* Challenge: Which lines include the word "Success"? Copy each of them.

* Information given:
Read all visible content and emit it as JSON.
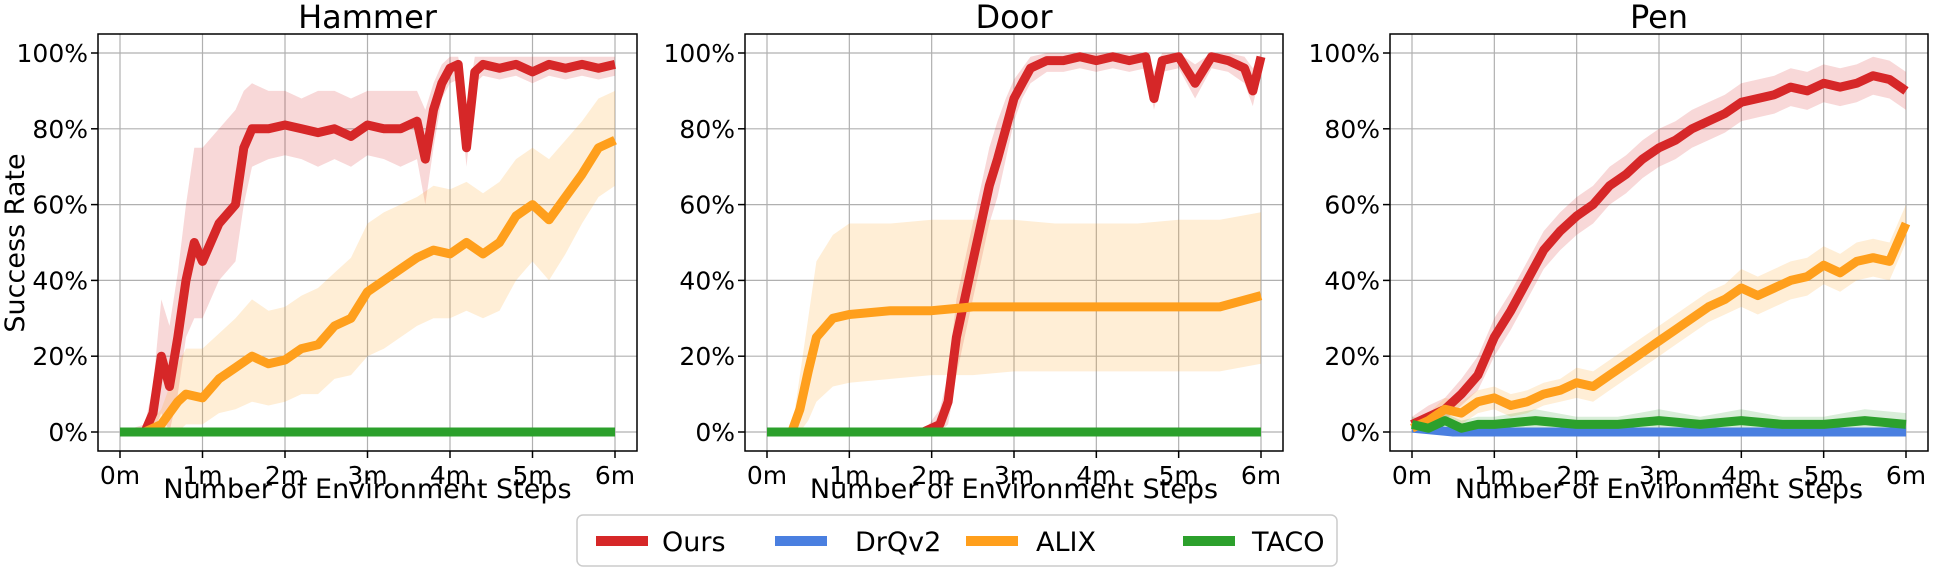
{
  "figure": {
    "ylabel": "Success Rate",
    "xlabel": "Number of Environment Steps",
    "legend": [
      "Ours",
      "DrQv2",
      "ALIX",
      "TACO"
    ],
    "legend_placement": "bottom-center"
  },
  "colors": {
    "Ours": "#d62728",
    "DrQv2": "#4a7fe0",
    "ALIX": "#ff9f1c",
    "TACO": "#2ca02c",
    "grid": "#b0b0b0"
  },
  "chart_data": [
    {
      "type": "line",
      "title": "Hammer",
      "xlabel": "Number of Environment Steps",
      "ylabel": "Success Rate",
      "xlim": [
        0,
        6
      ],
      "ylim": [
        0,
        100
      ],
      "x_ticks": [
        "0m",
        "1m",
        "2m",
        "3m",
        "4m",
        "5m",
        "6m"
      ],
      "y_ticks": [
        "0%",
        "20%",
        "40%",
        "60%",
        "80%",
        "100%"
      ],
      "grid": true,
      "series": [
        {
          "name": "Ours",
          "x": [
            0,
            0.3,
            0.4,
            0.5,
            0.6,
            0.7,
            0.8,
            0.9,
            1.0,
            1.2,
            1.4,
            1.5,
            1.6,
            1.8,
            2.0,
            2.2,
            2.4,
            2.6,
            2.8,
            3.0,
            3.2,
            3.4,
            3.6,
            3.7,
            3.8,
            3.9,
            4.0,
            4.1,
            4.2,
            4.3,
            4.4,
            4.6,
            4.8,
            5.0,
            5.2,
            5.4,
            5.6,
            5.8,
            6.0
          ],
          "y": [
            0,
            0,
            5,
            20,
            12,
            25,
            40,
            50,
            45,
            55,
            60,
            75,
            80,
            80,
            81,
            80,
            79,
            80,
            78,
            81,
            80,
            80,
            82,
            72,
            85,
            92,
            96,
            97,
            75,
            95,
            97,
            96,
            97,
            95,
            97,
            96,
            97,
            96,
            97
          ],
          "lower": [
            0,
            0,
            0,
            5,
            0,
            10,
            25,
            30,
            30,
            40,
            45,
            60,
            70,
            72,
            73,
            72,
            70,
            72,
            70,
            73,
            72,
            70,
            72,
            60,
            75,
            88,
            92,
            93,
            70,
            92,
            94,
            93,
            94,
            92,
            94,
            93,
            94,
            93,
            94
          ],
          "upper": [
            0,
            2,
            12,
            35,
            28,
            42,
            60,
            75,
            75,
            80,
            85,
            90,
            92,
            90,
            90,
            88,
            90,
            90,
            88,
            90,
            90,
            90,
            90,
            85,
            92,
            97,
            99,
            99,
            85,
            99,
            99,
            99,
            99,
            99,
            99,
            99,
            99,
            99,
            99
          ]
        },
        {
          "name": "DrQv2",
          "x": [
            0,
            6
          ],
          "y": [
            0,
            0
          ]
        },
        {
          "name": "ALIX",
          "x": [
            0,
            0.3,
            0.5,
            0.7,
            0.8,
            1.0,
            1.2,
            1.4,
            1.6,
            1.8,
            2.0,
            2.2,
            2.4,
            2.6,
            2.8,
            3.0,
            3.2,
            3.4,
            3.6,
            3.8,
            4.0,
            4.2,
            4.4,
            4.6,
            4.8,
            5.0,
            5.2,
            5.4,
            5.6,
            5.8,
            6.0
          ],
          "y": [
            0,
            0,
            2,
            8,
            10,
            9,
            14,
            17,
            20,
            18,
            19,
            22,
            23,
            28,
            30,
            37,
            40,
            43,
            46,
            48,
            47,
            50,
            47,
            50,
            57,
            60,
            56,
            62,
            68,
            75,
            77
          ],
          "lower": [
            0,
            0,
            0,
            0,
            2,
            2,
            5,
            6,
            8,
            7,
            8,
            10,
            10,
            14,
            15,
            20,
            22,
            25,
            28,
            30,
            30,
            32,
            30,
            32,
            40,
            45,
            40,
            47,
            55,
            62,
            65
          ],
          "upper": [
            0,
            1,
            6,
            18,
            22,
            22,
            26,
            30,
            35,
            32,
            33,
            36,
            38,
            42,
            46,
            55,
            58,
            60,
            62,
            65,
            64,
            66,
            63,
            66,
            72,
            75,
            72,
            77,
            82,
            88,
            90
          ]
        },
        {
          "name": "TACO",
          "x": [
            0,
            6
          ],
          "y": [
            0,
            0
          ]
        }
      ]
    },
    {
      "type": "line",
      "title": "Door",
      "xlabel": "Number of Environment Steps",
      "ylabel": "",
      "xlim": [
        0,
        6
      ],
      "ylim": [
        0,
        100
      ],
      "x_ticks": [
        "0m",
        "1m",
        "2m",
        "3m",
        "4m",
        "5m",
        "6m"
      ],
      "y_ticks": [
        "0%",
        "20%",
        "40%",
        "60%",
        "80%",
        "100%"
      ],
      "grid": true,
      "series": [
        {
          "name": "Ours",
          "x": [
            0,
            1.9,
            2.0,
            2.1,
            2.2,
            2.3,
            2.4,
            2.5,
            2.6,
            2.7,
            2.8,
            2.9,
            3.0,
            3.1,
            3.2,
            3.4,
            3.6,
            3.8,
            4.0,
            4.2,
            4.4,
            4.6,
            4.7,
            4.8,
            5.0,
            5.2,
            5.4,
            5.6,
            5.8,
            5.9,
            6.0
          ],
          "y": [
            0,
            0,
            1,
            2,
            8,
            25,
            35,
            45,
            55,
            65,
            72,
            80,
            88,
            92,
            96,
            98,
            98,
            99,
            98,
            99,
            98,
            99,
            88,
            98,
            99,
            92,
            99,
            98,
            96,
            90,
            99
          ],
          "lower": [
            0,
            0,
            0,
            0,
            2,
            15,
            25,
            35,
            45,
            55,
            62,
            72,
            82,
            88,
            92,
            95,
            95,
            96,
            95,
            96,
            95,
            96,
            85,
            95,
            96,
            88,
            96,
            95,
            92,
            86,
            96
          ],
          "upper": [
            0,
            0,
            3,
            6,
            15,
            35,
            45,
            55,
            65,
            75,
            82,
            88,
            93,
            96,
            99,
            100,
            100,
            100,
            100,
            100,
            100,
            100,
            95,
            100,
            100,
            97,
            100,
            100,
            99,
            96,
            100
          ]
        },
        {
          "name": "DrQv2",
          "x": [
            0,
            6
          ],
          "y": [
            0,
            0
          ]
        },
        {
          "name": "ALIX",
          "x": [
            0,
            0.3,
            0.4,
            0.5,
            0.6,
            0.8,
            1.0,
            1.5,
            2.0,
            2.5,
            3.0,
            3.5,
            4.0,
            4.5,
            5.0,
            5.5,
            6.0
          ],
          "y": [
            0,
            0,
            6,
            16,
            25,
            30,
            31,
            32,
            32,
            33,
            33,
            33,
            33,
            33,
            33,
            33,
            36
          ],
          "lower": [
            0,
            0,
            0,
            3,
            8,
            12,
            13,
            14,
            15,
            15,
            16,
            16,
            16,
            16,
            16,
            16,
            18
          ],
          "upper": [
            0,
            0,
            15,
            30,
            45,
            52,
            55,
            55,
            56,
            56,
            56,
            55,
            55,
            55,
            56,
            56,
            58
          ]
        },
        {
          "name": "TACO",
          "x": [
            0,
            6
          ],
          "y": [
            0,
            0
          ]
        }
      ]
    },
    {
      "type": "line",
      "title": "Pen",
      "xlabel": "Number of Environment Steps",
      "ylabel": "",
      "xlim": [
        0,
        6
      ],
      "ylim": [
        0,
        100
      ],
      "x_ticks": [
        "0m",
        "1m",
        "2m",
        "3m",
        "4m",
        "5m",
        "6m"
      ],
      "y_ticks": [
        "0%",
        "20%",
        "40%",
        "60%",
        "80%",
        "100%"
      ],
      "grid": true,
      "series": [
        {
          "name": "Ours",
          "x": [
            0,
            0.2,
            0.4,
            0.6,
            0.8,
            1.0,
            1.2,
            1.4,
            1.6,
            1.8,
            2.0,
            2.2,
            2.4,
            2.6,
            2.8,
            3.0,
            3.2,
            3.4,
            3.6,
            3.8,
            4.0,
            4.2,
            4.4,
            4.6,
            4.8,
            5.0,
            5.2,
            5.4,
            5.6,
            5.8,
            6.0
          ],
          "y": [
            2,
            4,
            6,
            10,
            15,
            25,
            32,
            40,
            48,
            53,
            57,
            60,
            65,
            68,
            72,
            75,
            77,
            80,
            82,
            84,
            87,
            88,
            89,
            91,
            90,
            92,
            91,
            92,
            94,
            93,
            90
          ],
          "lower": [
            0,
            1,
            3,
            7,
            11,
            20,
            27,
            35,
            43,
            48,
            52,
            55,
            60,
            63,
            67,
            70,
            72,
            75,
            77,
            79,
            82,
            83,
            84,
            86,
            85,
            87,
            86,
            87,
            89,
            88,
            85
          ],
          "upper": [
            4,
            7,
            9,
            14,
            20,
            30,
            37,
            45,
            53,
            58,
            62,
            65,
            70,
            73,
            77,
            80,
            82,
            85,
            87,
            89,
            92,
            93,
            94,
            96,
            95,
            97,
            96,
            97,
            99,
            98,
            95
          ]
        },
        {
          "name": "DrQv2",
          "x": [
            0,
            0.5,
            1,
            1.5,
            2,
            2.5,
            3,
            3.5,
            4,
            4.5,
            5,
            5.5,
            6
          ],
          "y": [
            1,
            0,
            0,
            0,
            0,
            0,
            0,
            0,
            0,
            0,
            0,
            0,
            0
          ],
          "lower": [
            0,
            0,
            0,
            0,
            0,
            0,
            0,
            0,
            0,
            0,
            0,
            0,
            0
          ],
          "upper": [
            2,
            1,
            1,
            1,
            1,
            1,
            1,
            1,
            1,
            1,
            1,
            1,
            1
          ]
        },
        {
          "name": "ALIX",
          "x": [
            0,
            0.2,
            0.4,
            0.6,
            0.8,
            1.0,
            1.2,
            1.4,
            1.6,
            1.8,
            2.0,
            2.2,
            2.4,
            2.6,
            2.8,
            3.0,
            3.2,
            3.4,
            3.6,
            3.8,
            4.0,
            4.2,
            4.4,
            4.6,
            4.8,
            5.0,
            5.2,
            5.4,
            5.6,
            5.8,
            6.0
          ],
          "y": [
            1,
            3,
            6,
            5,
            8,
            9,
            7,
            8,
            10,
            11,
            13,
            12,
            15,
            18,
            21,
            24,
            27,
            30,
            33,
            35,
            38,
            36,
            38,
            40,
            41,
            44,
            42,
            45,
            46,
            45,
            55
          ],
          "lower": [
            0,
            1,
            3,
            2,
            5,
            6,
            4,
            5,
            7,
            8,
            9,
            8,
            11,
            14,
            17,
            20,
            23,
            26,
            29,
            31,
            33,
            31,
            33,
            35,
            36,
            39,
            37,
            40,
            41,
            40,
            50
          ],
          "upper": [
            2,
            5,
            9,
            8,
            11,
            12,
            10,
            11,
            13,
            14,
            17,
            16,
            19,
            22,
            25,
            28,
            31,
            34,
            37,
            39,
            43,
            41,
            43,
            45,
            46,
            49,
            47,
            50,
            51,
            50,
            60
          ]
        },
        {
          "name": "TACO",
          "x": [
            0,
            0.2,
            0.4,
            0.6,
            0.8,
            1.0,
            1.5,
            2.0,
            2.5,
            3.0,
            3.5,
            4.0,
            4.5,
            5.0,
            5.5,
            6.0
          ],
          "y": [
            2,
            1,
            3,
            1,
            2,
            2,
            3,
            2,
            2,
            3,
            2,
            3,
            2,
            2,
            3,
            2
          ],
          "lower": [
            0,
            0,
            1,
            0,
            0,
            0,
            1,
            0,
            0,
            1,
            0,
            1,
            0,
            0,
            1,
            0
          ],
          "upper": [
            4,
            3,
            5,
            3,
            4,
            4,
            6,
            4,
            4,
            6,
            4,
            6,
            4,
            4,
            6,
            5
          ]
        }
      ]
    }
  ]
}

* Worked solution:
    "ylabel": "Success Rate",
      "ylabel": "Success Rate",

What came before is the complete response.